## Written task
Identify and copy all lines of the material where the string "nombreux" is found.

## Data extract
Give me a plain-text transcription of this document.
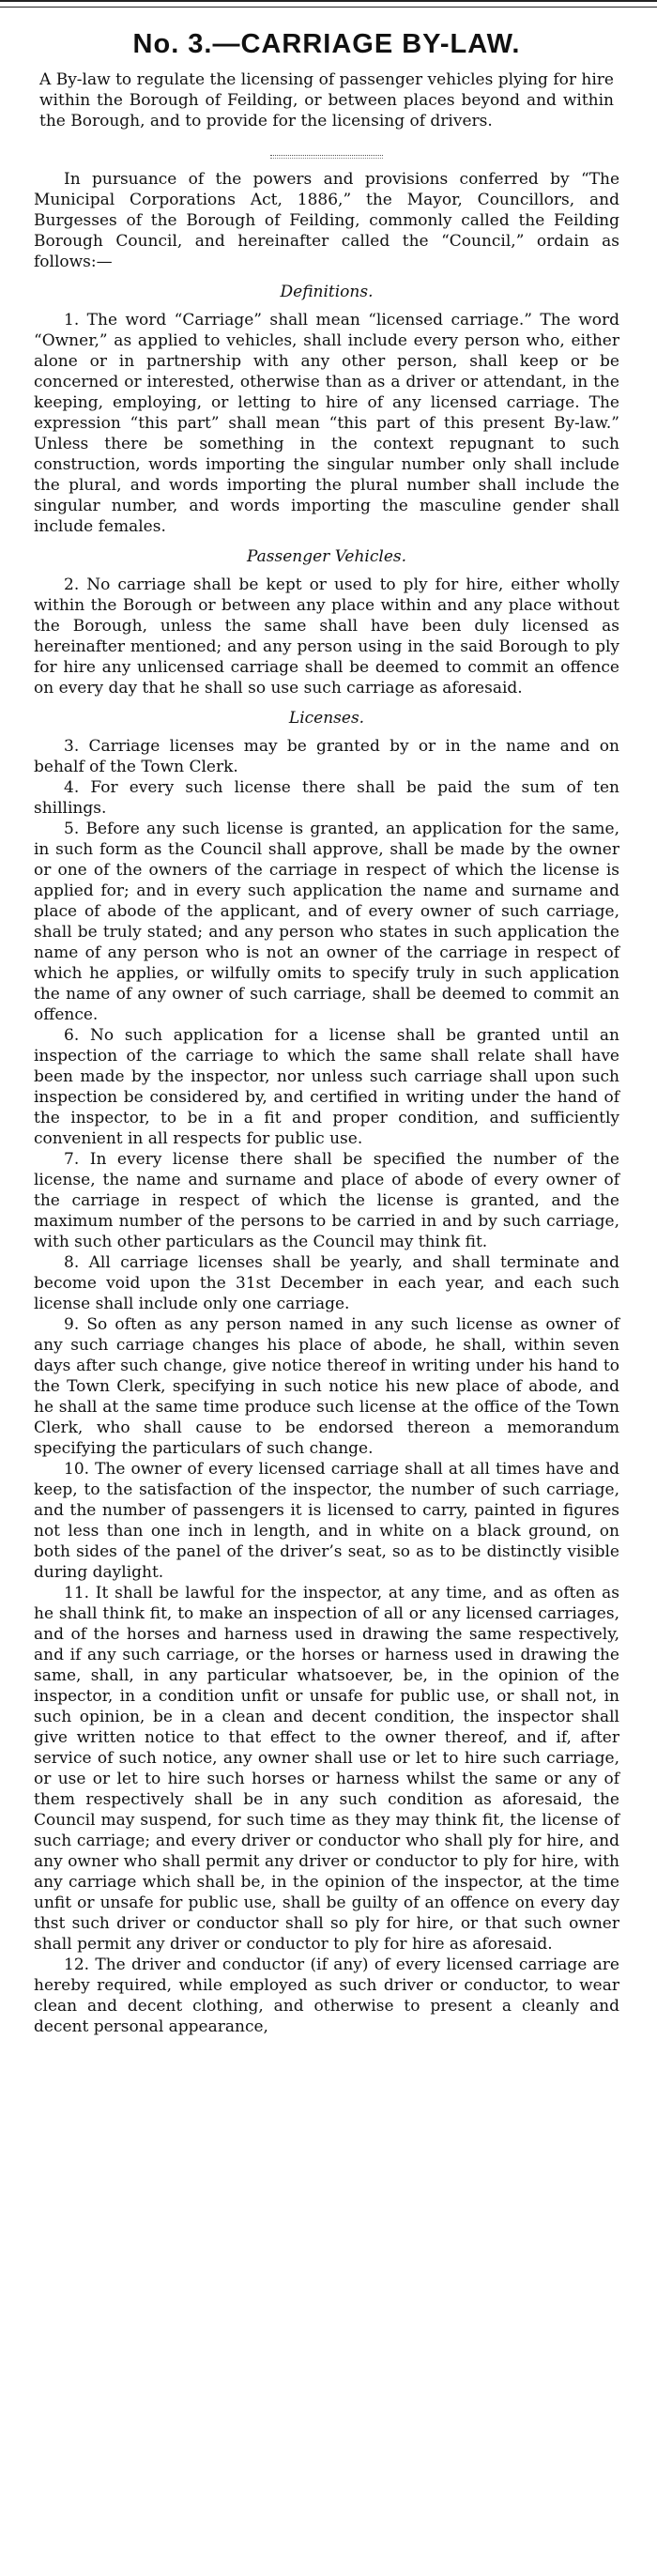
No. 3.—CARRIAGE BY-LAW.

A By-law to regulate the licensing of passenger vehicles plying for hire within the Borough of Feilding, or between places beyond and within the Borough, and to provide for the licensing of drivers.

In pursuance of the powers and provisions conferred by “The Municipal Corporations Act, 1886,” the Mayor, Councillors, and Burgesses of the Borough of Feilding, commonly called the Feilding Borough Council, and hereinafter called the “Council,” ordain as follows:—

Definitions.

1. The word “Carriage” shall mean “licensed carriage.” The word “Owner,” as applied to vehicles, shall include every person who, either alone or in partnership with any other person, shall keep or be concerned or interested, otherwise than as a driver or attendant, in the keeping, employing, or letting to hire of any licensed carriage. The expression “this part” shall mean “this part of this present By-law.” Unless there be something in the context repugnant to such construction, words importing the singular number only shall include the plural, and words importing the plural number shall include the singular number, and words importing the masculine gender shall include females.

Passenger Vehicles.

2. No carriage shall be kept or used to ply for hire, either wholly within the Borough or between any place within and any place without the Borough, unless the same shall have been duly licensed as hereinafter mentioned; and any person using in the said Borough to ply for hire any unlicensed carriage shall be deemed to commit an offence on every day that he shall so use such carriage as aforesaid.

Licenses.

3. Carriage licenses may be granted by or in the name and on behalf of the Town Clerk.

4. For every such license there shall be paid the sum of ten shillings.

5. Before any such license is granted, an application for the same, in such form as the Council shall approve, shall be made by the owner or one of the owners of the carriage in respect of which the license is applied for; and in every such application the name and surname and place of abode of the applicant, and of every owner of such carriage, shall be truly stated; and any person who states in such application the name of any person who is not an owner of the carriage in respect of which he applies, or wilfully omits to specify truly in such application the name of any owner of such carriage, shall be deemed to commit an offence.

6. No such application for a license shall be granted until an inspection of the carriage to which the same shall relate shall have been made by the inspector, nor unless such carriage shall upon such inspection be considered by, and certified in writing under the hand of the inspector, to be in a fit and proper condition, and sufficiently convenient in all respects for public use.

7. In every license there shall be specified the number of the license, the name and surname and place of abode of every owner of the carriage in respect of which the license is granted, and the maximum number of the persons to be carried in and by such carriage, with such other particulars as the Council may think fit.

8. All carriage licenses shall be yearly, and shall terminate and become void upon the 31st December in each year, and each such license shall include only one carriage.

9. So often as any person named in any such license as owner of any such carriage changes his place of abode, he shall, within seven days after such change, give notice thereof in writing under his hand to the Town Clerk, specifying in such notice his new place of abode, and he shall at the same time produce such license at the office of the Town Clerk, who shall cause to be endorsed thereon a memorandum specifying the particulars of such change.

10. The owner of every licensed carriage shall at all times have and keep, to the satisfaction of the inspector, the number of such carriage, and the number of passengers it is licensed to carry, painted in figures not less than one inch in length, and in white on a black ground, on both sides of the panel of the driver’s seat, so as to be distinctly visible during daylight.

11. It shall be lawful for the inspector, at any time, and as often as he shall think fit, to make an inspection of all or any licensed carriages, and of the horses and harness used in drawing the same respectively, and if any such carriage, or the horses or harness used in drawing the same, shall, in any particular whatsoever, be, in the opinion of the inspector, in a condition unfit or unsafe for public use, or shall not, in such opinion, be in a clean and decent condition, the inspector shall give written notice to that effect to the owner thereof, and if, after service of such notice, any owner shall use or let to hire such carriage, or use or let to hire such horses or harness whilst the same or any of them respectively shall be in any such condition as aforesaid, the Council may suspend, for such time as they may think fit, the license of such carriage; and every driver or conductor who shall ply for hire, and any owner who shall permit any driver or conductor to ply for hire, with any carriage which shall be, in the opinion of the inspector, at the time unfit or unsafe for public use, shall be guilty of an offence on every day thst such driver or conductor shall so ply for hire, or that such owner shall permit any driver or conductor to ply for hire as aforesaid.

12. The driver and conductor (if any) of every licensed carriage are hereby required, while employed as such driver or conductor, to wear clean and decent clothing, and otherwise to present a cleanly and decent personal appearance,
---
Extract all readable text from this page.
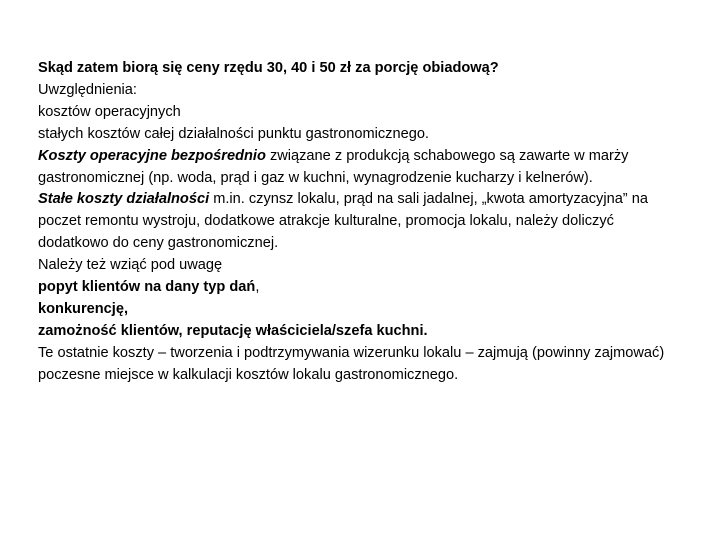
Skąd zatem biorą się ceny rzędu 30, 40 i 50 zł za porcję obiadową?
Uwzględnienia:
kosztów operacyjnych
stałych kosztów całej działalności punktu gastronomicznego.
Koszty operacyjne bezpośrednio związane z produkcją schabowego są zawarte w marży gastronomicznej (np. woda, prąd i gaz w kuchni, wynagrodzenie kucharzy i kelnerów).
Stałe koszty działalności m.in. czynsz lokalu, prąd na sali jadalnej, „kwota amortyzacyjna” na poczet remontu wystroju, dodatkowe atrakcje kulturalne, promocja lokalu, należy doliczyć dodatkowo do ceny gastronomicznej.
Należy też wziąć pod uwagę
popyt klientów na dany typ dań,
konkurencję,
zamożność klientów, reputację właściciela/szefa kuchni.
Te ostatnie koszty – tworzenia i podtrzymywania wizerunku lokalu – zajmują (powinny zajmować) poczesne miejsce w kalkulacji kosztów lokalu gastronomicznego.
* * *
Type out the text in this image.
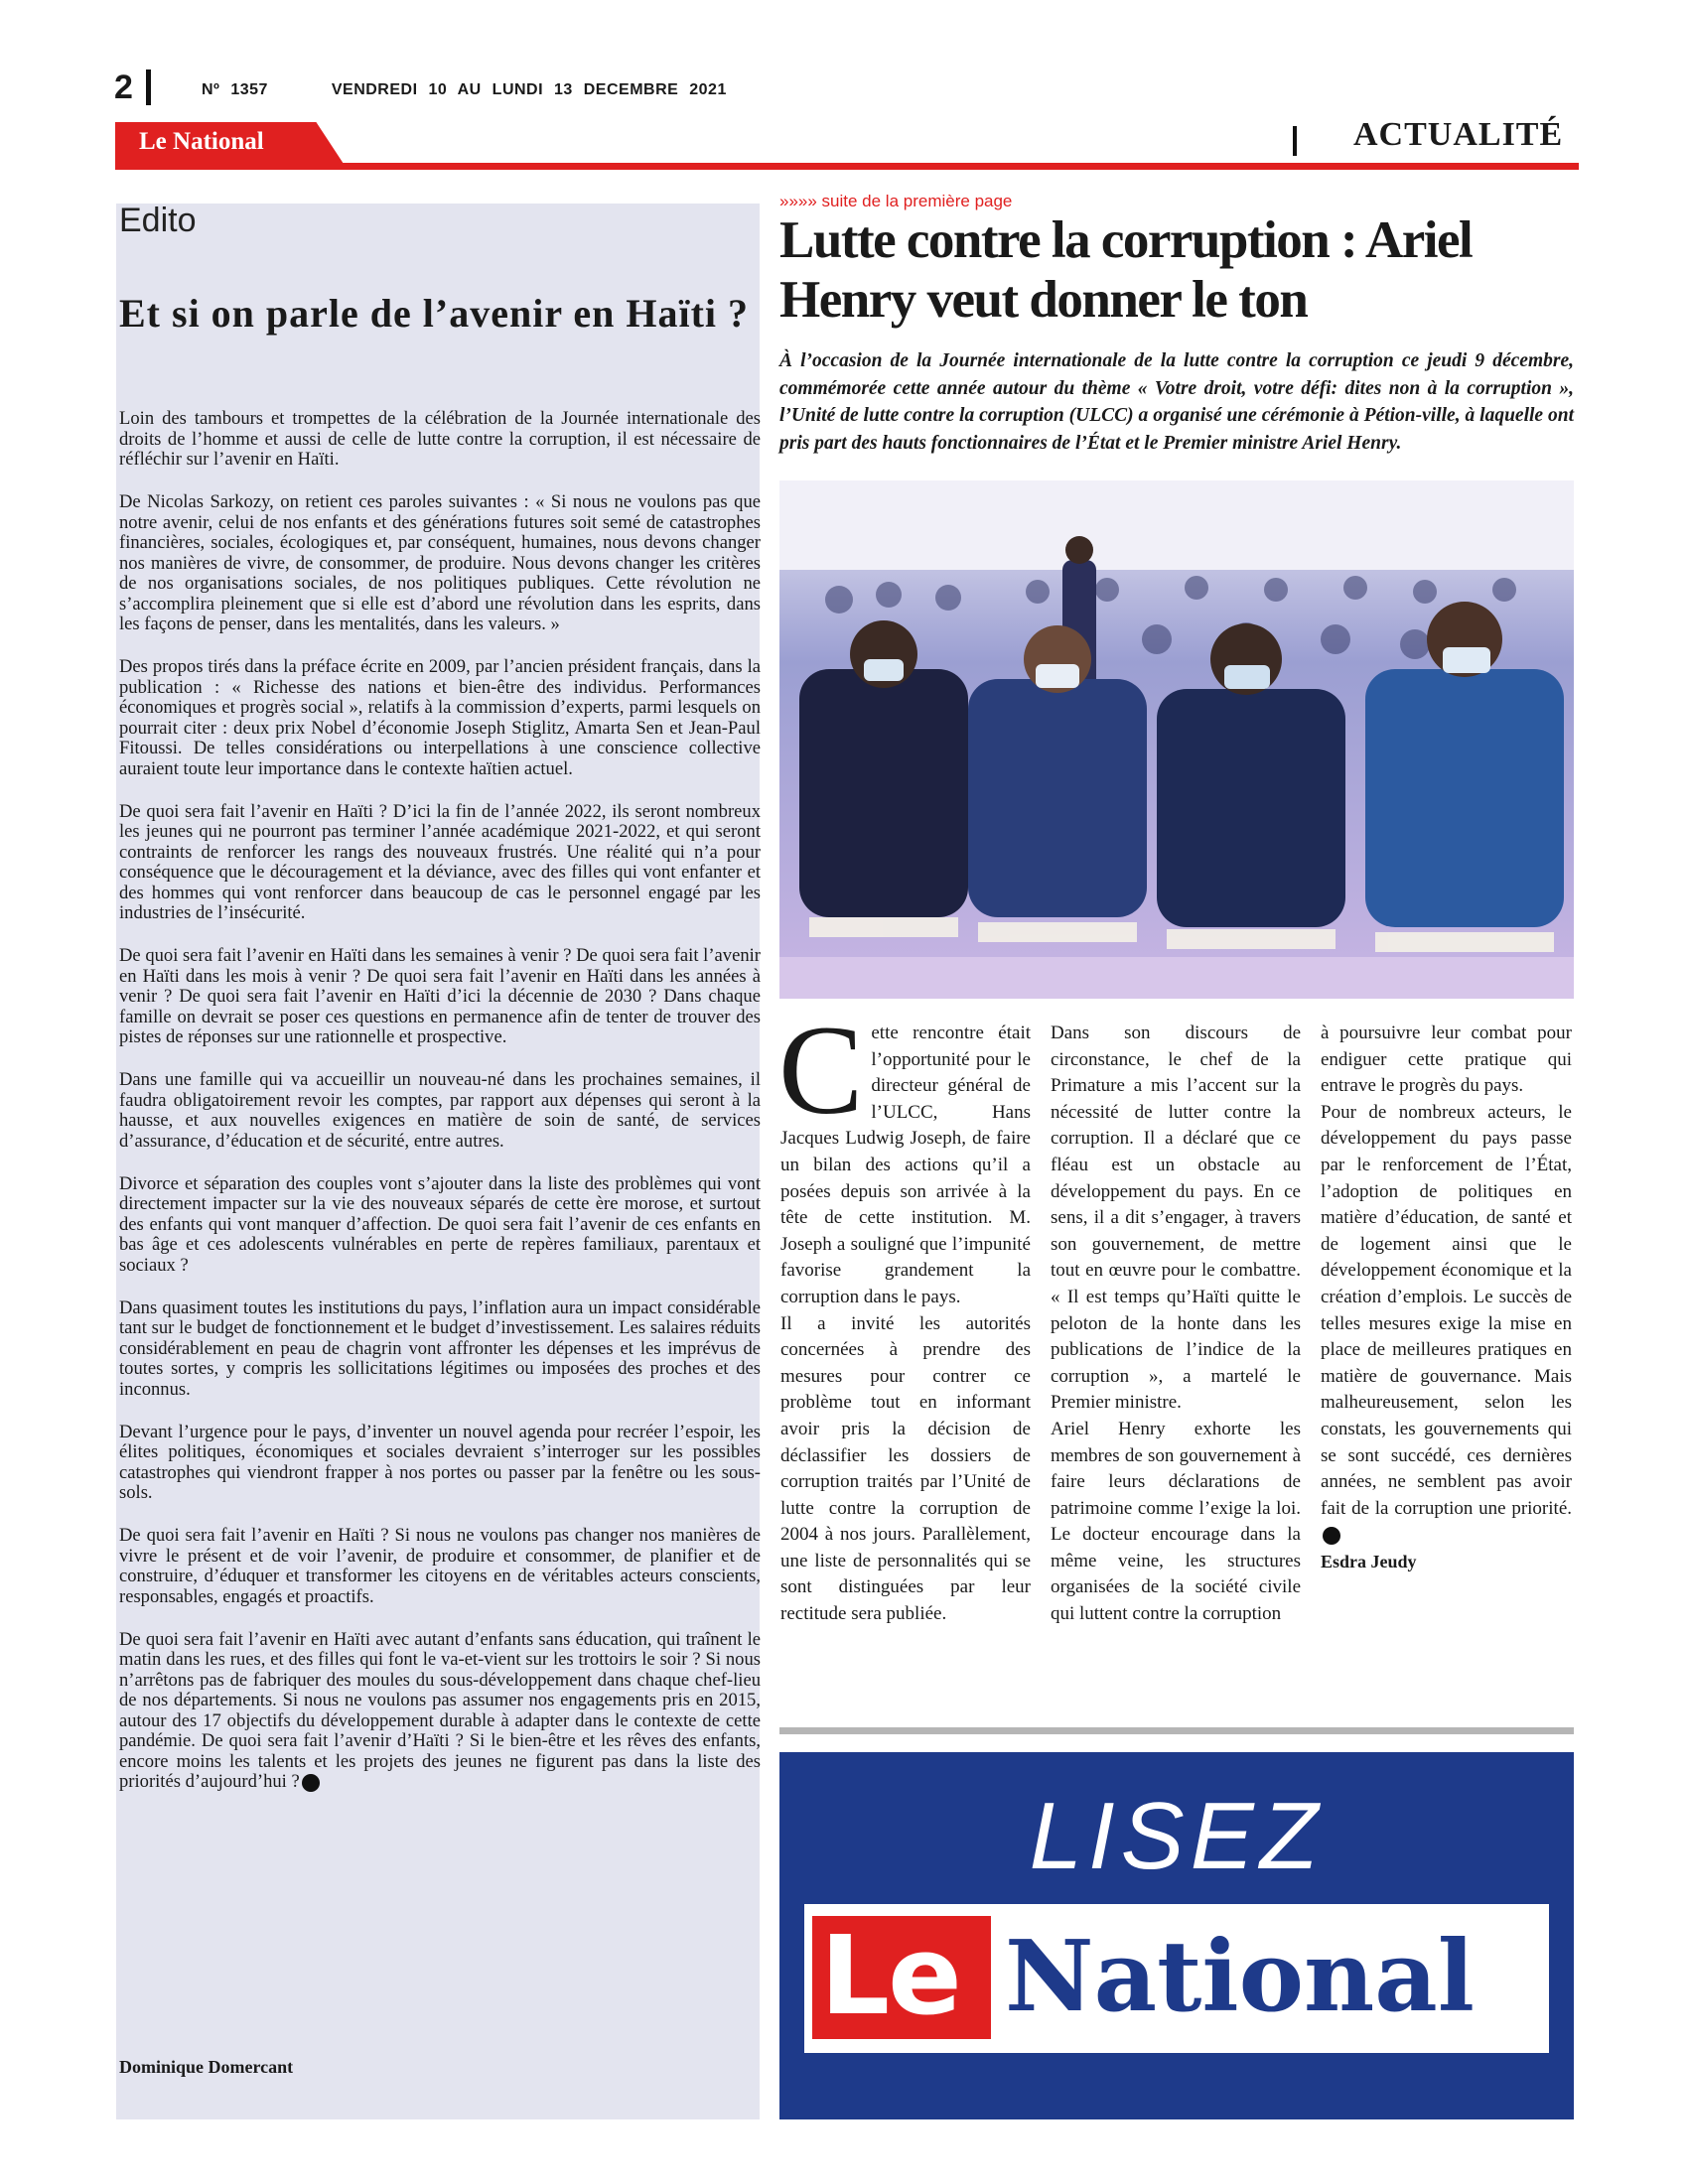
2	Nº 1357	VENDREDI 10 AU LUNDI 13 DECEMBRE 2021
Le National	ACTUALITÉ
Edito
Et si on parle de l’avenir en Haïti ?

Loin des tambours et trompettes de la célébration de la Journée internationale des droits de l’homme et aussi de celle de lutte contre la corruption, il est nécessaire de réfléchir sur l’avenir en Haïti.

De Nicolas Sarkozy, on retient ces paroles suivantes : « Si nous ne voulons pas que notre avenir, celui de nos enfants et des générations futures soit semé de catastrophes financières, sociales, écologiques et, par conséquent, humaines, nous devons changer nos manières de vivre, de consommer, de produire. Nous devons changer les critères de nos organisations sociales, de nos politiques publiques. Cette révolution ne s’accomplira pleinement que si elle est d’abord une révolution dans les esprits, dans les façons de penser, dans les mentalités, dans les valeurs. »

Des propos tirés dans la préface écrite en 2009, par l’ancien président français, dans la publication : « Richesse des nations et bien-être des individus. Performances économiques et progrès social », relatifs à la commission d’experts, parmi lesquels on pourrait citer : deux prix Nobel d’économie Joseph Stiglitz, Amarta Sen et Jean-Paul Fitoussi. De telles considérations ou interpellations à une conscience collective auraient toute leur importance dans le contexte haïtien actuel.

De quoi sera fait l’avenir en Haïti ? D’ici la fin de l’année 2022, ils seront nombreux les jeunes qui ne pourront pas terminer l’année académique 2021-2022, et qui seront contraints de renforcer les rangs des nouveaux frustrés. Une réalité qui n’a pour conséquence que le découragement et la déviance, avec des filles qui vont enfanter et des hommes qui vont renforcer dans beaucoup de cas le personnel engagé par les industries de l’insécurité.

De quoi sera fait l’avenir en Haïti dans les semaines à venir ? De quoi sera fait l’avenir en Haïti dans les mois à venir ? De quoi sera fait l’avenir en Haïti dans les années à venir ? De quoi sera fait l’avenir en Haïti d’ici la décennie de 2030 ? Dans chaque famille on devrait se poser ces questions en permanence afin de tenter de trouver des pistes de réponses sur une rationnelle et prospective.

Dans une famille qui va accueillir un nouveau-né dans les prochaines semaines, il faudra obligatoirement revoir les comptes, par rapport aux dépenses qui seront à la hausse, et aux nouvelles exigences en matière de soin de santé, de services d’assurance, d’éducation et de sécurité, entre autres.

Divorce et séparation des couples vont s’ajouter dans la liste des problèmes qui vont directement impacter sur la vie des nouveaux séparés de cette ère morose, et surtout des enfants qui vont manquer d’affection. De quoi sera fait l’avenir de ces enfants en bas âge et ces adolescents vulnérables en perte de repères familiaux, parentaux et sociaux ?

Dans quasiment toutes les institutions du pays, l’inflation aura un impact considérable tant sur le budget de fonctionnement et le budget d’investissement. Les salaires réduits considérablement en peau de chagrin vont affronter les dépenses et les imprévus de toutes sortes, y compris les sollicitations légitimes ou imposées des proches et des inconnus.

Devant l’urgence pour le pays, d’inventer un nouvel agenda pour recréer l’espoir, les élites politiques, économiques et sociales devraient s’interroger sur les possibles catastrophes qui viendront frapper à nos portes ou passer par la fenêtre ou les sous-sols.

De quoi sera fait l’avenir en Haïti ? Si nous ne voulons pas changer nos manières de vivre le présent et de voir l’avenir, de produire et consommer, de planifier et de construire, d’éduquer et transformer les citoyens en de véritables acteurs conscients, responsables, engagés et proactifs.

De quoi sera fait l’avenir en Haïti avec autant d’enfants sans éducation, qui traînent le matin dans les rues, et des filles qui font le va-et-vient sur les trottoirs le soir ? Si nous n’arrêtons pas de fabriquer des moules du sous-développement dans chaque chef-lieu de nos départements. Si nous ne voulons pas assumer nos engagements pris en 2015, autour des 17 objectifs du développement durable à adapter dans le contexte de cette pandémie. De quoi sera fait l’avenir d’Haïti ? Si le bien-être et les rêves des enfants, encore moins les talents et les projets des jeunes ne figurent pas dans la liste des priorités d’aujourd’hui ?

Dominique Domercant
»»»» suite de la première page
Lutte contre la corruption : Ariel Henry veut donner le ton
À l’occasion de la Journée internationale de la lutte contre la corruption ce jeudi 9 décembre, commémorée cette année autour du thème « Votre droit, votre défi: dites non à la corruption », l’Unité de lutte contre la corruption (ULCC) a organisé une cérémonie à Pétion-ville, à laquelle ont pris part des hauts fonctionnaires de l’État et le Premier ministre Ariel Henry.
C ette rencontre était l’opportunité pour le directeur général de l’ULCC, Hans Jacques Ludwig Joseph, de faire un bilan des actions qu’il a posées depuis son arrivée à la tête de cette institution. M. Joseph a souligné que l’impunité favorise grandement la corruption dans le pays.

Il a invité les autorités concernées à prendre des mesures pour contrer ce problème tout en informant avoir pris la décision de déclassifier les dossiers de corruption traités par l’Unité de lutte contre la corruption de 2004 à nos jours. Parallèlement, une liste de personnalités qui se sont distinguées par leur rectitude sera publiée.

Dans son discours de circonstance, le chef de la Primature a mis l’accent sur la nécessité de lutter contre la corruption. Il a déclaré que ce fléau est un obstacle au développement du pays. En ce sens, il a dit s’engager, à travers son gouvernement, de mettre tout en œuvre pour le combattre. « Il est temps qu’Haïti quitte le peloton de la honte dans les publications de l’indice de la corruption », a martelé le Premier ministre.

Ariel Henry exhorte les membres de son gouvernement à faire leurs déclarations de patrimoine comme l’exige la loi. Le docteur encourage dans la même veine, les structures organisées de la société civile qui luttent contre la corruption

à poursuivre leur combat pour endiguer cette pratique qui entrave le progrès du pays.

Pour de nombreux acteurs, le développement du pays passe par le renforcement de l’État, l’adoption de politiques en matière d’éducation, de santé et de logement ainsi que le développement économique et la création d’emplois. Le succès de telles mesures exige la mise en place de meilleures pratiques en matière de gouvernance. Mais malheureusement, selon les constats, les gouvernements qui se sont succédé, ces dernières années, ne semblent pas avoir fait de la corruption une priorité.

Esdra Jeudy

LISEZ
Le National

## Answer
De quoi sera fait l’avenir en Haïti ? D’ici la fin de l’année 2022, ils seront nombreux les jeunes qui ne pourront pas terminer l’année académique 2021-2022, et qui seront contraints de renforcer les rangs des nouveaux frustrés. Une réalité qui n’a pour conséquence que le découragement et la déviance, avec des filles qui vont enfanter et des hommes qui vont renforcer dans beaucoup de cas le personnel engagé par les industries de l’insécurité.
Pour de nombreux acteurs, le développement du pays passe par le renforcement de l’État, l’adoption de politiques en matière d’éducation, de santé et de logement ainsi que le développement économique et la création d’emplois. Le succès de telles mesures exige la mise en place de meilleures pratiques en matière de gouvernance. Mais malheureusement, selon les constats, les gouvernements qui se sont succédé, ces dernières années, ne semblent pas avoir fait de la corruption une priorité.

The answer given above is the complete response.